** Start MATERIAL PROVIDED **
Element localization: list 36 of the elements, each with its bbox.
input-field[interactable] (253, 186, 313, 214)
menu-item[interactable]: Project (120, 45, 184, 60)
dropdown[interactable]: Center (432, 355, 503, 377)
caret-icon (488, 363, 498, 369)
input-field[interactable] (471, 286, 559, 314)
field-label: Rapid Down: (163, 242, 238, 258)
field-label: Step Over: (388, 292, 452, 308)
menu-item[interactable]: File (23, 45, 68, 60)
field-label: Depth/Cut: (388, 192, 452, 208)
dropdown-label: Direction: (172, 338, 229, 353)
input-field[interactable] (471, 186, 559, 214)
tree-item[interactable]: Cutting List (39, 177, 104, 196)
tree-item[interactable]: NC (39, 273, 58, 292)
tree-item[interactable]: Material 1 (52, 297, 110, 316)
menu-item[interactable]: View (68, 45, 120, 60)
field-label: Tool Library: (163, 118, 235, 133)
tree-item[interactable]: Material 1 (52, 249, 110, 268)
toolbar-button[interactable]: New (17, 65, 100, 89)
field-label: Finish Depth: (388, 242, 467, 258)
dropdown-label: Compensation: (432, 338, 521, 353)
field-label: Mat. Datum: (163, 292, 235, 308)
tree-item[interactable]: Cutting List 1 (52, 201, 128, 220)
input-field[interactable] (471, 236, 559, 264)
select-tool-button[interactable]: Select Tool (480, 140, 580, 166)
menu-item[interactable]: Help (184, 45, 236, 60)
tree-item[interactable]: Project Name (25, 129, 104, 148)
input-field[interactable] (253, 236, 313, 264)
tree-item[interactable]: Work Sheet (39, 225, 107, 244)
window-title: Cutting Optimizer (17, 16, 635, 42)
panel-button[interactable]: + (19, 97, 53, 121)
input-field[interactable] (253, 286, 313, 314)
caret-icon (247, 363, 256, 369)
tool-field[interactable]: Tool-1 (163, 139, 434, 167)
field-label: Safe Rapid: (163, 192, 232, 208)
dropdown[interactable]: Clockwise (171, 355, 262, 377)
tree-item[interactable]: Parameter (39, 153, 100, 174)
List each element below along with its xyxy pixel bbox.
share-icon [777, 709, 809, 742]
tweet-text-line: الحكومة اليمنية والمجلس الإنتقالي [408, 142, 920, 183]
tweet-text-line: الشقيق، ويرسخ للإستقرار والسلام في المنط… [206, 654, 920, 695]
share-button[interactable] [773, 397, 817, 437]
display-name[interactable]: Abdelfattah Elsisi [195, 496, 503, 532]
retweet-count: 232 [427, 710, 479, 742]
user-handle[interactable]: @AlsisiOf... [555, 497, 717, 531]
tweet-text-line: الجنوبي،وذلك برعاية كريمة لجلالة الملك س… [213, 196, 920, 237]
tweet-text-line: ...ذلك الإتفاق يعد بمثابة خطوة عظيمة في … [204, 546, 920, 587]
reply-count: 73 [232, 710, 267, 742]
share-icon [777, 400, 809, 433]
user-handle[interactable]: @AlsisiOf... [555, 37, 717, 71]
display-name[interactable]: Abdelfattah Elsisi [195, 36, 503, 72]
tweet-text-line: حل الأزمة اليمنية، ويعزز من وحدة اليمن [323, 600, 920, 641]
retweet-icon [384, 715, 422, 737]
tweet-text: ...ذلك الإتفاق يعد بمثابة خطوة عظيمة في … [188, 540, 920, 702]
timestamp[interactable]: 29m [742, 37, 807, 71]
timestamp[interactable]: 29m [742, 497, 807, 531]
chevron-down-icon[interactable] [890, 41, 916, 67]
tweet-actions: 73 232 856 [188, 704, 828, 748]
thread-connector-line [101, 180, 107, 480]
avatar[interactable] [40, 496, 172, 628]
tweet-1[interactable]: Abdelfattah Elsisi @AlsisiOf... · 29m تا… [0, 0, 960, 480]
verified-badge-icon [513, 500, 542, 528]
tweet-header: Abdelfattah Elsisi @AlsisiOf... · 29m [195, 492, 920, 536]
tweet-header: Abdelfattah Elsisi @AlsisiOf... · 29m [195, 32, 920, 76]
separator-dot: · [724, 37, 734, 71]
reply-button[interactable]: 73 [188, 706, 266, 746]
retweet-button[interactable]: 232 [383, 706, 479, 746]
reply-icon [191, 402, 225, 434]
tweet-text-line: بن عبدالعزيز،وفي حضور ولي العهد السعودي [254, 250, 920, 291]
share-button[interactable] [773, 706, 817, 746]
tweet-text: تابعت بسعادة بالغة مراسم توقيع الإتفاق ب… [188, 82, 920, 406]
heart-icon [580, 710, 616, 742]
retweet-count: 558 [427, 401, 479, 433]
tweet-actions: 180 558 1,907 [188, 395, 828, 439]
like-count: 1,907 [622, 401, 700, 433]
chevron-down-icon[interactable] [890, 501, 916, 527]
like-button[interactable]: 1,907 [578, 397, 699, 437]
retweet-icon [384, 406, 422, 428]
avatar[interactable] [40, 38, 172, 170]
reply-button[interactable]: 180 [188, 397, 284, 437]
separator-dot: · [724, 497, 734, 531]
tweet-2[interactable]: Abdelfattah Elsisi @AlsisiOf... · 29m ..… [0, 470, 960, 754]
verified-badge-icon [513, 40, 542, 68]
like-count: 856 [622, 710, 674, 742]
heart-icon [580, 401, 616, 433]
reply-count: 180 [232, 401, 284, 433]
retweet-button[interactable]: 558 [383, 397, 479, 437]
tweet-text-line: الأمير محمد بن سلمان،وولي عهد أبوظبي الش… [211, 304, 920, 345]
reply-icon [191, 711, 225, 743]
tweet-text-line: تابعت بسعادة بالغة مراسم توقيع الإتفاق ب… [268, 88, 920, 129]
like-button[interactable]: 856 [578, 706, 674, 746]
** End MATERIAL PROVIDED **
> [EXERCISE]
Pull out every line from the items above that contains the string "button".

> [WRITTEN ANSWER]
toolbar-button[interactable]: New (17, 65, 100, 89)
select-tool-button[interactable]: Select Tool (480, 140, 580, 166)
panel-button[interactable]: + (19, 97, 53, 121)
share-button[interactable] [773, 397, 817, 437]
reply-button[interactable]: 73 [188, 706, 266, 746]
retweet-button[interactable]: 232 [383, 706, 479, 746]
share-button[interactable] [773, 706, 817, 746]
like-button[interactable]: 1,907 [578, 397, 699, 437]
reply-button[interactable]: 180 [188, 397, 284, 437]
retweet-button[interactable]: 558 [383, 397, 479, 437]
like-button[interactable]: 856 [578, 706, 674, 746]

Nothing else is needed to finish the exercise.